_Problem details_
Give the material again in full, matching it exactly.

Extracts from a graphics dataset:
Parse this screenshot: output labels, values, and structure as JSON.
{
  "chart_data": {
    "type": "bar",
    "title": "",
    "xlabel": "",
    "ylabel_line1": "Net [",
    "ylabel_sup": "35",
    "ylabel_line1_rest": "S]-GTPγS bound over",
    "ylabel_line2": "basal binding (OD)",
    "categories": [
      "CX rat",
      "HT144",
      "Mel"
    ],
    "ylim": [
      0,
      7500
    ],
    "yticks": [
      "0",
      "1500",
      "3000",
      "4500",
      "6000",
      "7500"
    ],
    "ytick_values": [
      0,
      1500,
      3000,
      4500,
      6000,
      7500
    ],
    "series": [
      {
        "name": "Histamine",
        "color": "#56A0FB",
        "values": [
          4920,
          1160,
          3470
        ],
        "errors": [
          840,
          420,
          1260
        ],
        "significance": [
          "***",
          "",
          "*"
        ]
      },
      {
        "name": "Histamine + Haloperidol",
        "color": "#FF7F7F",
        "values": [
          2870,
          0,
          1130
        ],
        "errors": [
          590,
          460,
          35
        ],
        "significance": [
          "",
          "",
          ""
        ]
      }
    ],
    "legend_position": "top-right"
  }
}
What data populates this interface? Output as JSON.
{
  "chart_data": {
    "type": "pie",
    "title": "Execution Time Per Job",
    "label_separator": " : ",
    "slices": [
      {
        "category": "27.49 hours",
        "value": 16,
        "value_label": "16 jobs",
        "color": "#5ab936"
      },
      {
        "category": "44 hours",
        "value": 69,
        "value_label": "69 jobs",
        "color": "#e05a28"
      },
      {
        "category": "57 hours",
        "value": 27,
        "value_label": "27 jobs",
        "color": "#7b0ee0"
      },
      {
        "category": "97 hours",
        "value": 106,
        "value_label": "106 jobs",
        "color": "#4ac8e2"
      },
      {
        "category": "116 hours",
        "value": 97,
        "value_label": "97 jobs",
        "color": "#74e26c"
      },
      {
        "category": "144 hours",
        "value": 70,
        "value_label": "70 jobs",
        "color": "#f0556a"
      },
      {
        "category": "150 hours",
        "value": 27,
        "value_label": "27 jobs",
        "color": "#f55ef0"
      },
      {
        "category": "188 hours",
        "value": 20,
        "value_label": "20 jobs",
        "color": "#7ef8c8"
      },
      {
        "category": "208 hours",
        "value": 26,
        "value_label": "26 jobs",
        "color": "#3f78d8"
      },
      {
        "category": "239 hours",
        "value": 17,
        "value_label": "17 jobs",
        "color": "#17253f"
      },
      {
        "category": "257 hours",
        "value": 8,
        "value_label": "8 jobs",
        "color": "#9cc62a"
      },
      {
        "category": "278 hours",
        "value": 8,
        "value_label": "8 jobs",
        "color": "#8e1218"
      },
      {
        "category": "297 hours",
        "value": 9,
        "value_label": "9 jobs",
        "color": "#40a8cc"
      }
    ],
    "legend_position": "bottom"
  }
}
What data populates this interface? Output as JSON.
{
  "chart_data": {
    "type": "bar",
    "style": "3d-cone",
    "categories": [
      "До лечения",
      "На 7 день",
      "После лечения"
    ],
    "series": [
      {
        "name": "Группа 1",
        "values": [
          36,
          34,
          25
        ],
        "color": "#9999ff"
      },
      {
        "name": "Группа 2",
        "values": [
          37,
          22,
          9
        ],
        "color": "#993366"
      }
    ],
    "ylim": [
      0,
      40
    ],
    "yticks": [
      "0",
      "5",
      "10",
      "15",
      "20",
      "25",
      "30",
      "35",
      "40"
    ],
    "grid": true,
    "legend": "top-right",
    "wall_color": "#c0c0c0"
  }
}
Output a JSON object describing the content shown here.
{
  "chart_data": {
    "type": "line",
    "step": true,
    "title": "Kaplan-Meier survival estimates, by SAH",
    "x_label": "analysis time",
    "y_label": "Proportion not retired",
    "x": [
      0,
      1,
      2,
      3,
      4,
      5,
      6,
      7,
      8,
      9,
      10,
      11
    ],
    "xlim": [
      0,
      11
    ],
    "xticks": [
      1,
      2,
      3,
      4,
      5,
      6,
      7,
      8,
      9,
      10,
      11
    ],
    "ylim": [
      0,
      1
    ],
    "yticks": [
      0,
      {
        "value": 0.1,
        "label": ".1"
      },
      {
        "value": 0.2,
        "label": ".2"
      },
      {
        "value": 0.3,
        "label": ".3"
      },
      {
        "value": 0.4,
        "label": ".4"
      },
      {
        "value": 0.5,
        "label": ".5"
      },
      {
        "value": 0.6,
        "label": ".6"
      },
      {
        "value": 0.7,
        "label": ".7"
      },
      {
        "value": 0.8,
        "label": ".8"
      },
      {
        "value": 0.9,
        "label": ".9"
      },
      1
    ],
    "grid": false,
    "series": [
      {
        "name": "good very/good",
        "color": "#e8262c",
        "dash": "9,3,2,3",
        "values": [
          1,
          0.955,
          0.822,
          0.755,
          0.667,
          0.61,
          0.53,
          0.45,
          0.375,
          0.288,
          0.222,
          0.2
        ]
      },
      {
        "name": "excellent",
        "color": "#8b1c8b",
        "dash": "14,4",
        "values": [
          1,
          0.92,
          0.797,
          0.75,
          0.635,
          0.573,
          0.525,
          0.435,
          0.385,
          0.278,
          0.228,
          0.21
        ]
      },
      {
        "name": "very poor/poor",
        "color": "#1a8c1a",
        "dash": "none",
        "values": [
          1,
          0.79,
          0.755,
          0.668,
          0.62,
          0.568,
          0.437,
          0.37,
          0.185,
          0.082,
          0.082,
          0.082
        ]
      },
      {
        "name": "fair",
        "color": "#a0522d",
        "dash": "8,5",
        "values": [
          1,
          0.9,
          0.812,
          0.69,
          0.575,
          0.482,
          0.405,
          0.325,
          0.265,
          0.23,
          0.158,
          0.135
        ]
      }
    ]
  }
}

_Answer for the task_
Parse this screenshot: output labels, values, and structure as JSON.
{
  "chart_data": {
    "type": "bar",
    "title": "",
    "xlabel": "",
    "ylabel_line1": "Net [",
    "ylabel_sup": "35",
    "ylabel_line1_rest": "S]-GTPγS bound over",
    "ylabel_line2": "basal binding (OD)",
    "categories": [
      "CX rat",
      "HT144",
      "Mel"
    ],
    "ylim": [
      0,
      7500
    ],
    "yticks": [
      "0",
      "1500",
      "3000",
      "4500",
      "6000",
      "7500"
    ],
    "ytick_values": [
      0,
      1500,
      3000,
      4500,
      6000,
      7500
    ],
    "series": [
      {
        "name": "Histamine",
        "color": "#56A0FB",
        "values": [
          4920,
          1160,
          3470
        ],
        "errors": [
          840,
          420,
          1260
        ],
        "significance": [
          "***",
          "",
          "*"
        ]
      },
      {
        "name": "Histamine + Haloperidol",
        "color": "#FF7F7F",
        "values": [
          2870,
          0,
          1130
        ],
        "errors": [
          590,
          460,
          35
        ],
        "significance": [
          "",
          "",
          ""
        ]
      }
    ],
    "legend_position": "top-right"
  }
}
What data populates this interface? Output as JSON.
{
  "chart_data": {
    "type": "pie",
    "title": "Execution Time Per Job",
    "label_separator": " : ",
    "slices": [
      {
        "category": "27.49 hours",
        "value": 16,
        "value_label": "16 jobs",
        "color": "#5ab936"
      },
      {
        "category": "44 hours",
        "value": 69,
        "value_label": "69 jobs",
        "color": "#e05a28"
      },
      {
        "category": "57 hours",
        "value": 27,
        "value_label": "27 jobs",
        "color": "#7b0ee0"
      },
      {
        "category": "97 hours",
        "value": 106,
        "value_label": "106 jobs",
        "color": "#4ac8e2"
      },
      {
        "category": "116 hours",
        "value": 97,
        "value_label": "97 jobs",
        "color": "#74e26c"
      },
      {
        "category": "144 hours",
        "value": 70,
        "value_label": "70 jobs",
        "color": "#f0556a"
      },
      {
        "category": "150 hours",
        "value": 27,
        "value_label": "27 jobs",
        "color": "#f55ef0"
      },
      {
        "category": "188 hours",
        "value": 20,
        "value_label": "20 jobs",
        "color": "#7ef8c8"
      },
      {
        "category": "208 hours",
        "value": 26,
        "value_label": "26 jobs",
        "color": "#3f78d8"
      },
      {
        "category": "239 hours",
        "value": 17,
        "value_label": "17 jobs",
        "color": "#17253f"
      },
      {
        "category": "257 hours",
        "value": 8,
        "value_label": "8 jobs",
        "color": "#9cc62a"
      },
      {
        "category": "278 hours",
        "value": 8,
        "value_label": "8 jobs",
        "color": "#8e1218"
      },
      {
        "category": "297 hours",
        "value": 9,
        "value_label": "9 jobs",
        "color": "#40a8cc"
      }
    ],
    "legend_position": "bottom"
  }
}
What data populates this interface? Output as JSON.
{
  "chart_data": {
    "type": "bar",
    "style": "3d-cone",
    "categories": [
      "До лечения",
      "На 7 день",
      "После лечения"
    ],
    "series": [
      {
        "name": "Группа 1",
        "values": [
          36,
          34,
          25
        ],
        "color": "#9999ff"
      },
      {
        "name": "Группа 2",
        "values": [
          37,
          22,
          9
        ],
        "color": "#993366"
      }
    ],
    "ylim": [
      0,
      40
    ],
    "yticks": [
      "0",
      "5",
      "10",
      "15",
      "20",
      "25",
      "30",
      "35",
      "40"
    ],
    "grid": true,
    "legend": "top-right",
    "wall_color": "#c0c0c0"
  }
}
Output a JSON object describing the content shown here.
{
  "chart_data": {
    "type": "line",
    "step": true,
    "title": "Kaplan-Meier survival estimates, by SAH",
    "x_label": "analysis time",
    "y_label": "Proportion not retired",
    "x": [
      0,
      1,
      2,
      3,
      4,
      5,
      6,
      7,
      8,
      9,
      10,
      11
    ],
    "xlim": [
      0,
      11
    ],
    "xticks": [
      1,
      2,
      3,
      4,
      5,
      6,
      7,
      8,
      9,
      10,
      11
    ],
    "ylim": [
      0,
      1
    ],
    "yticks": [
      0,
      {
        "value": 0.1,
        "label": ".1"
      },
      {
        "value": 0.2,
        "label": ".2"
      },
      {
        "value": 0.3,
        "label": ".3"
      },
      {
        "value": 0.4,
        "label": ".4"
      },
      {
        "value": 0.5,
        "label": ".5"
      },
      {
        "value": 0.6,
        "label": ".6"
      },
      {
        "value": 0.7,
        "label": ".7"
      },
      {
        "value": 0.8,
        "label": ".8"
      },
      {
        "value": 0.9,
        "label": ".9"
      },
      1
    ],
    "grid": false,
    "series": [
      {
        "name": "good very/good",
        "color": "#e8262c",
        "dash": "9,3,2,3",
        "values": [
          1,
          0.955,
          0.822,
          0.755,
          0.667,
          0.61,
          0.53,
          0.45,
          0.375,
          0.288,
          0.222,
          0.2
        ]
      },
      {
        "name": "excellent",
        "color": "#8b1c8b",
        "dash": "14,4",
        "values": [
          1,
          0.92,
          0.797,
          0.75,
          0.635,
          0.573,
          0.525,
          0.435,
          0.385,
          0.278,
          0.228,
          0.21
        ]
      },
      {
        "name": "very poor/poor",
        "color": "#1a8c1a",
        "dash": "none",
        "values": [
          1,
          0.79,
          0.755,
          0.668,
          0.62,
          0.568,
          0.437,
          0.37,
          0.185,
          0.082,
          0.082,
          0.082
        ]
      },
      {
        "name": "fair",
        "color": "#a0522d",
        "dash": "8,5",
        "values": [
          1,
          0.9,
          0.812,
          0.69,
          0.575,
          0.482,
          0.405,
          0.325,
          0.265,
          0.23,
          0.158,
          0.135
        ]
      }
    ]
  }
}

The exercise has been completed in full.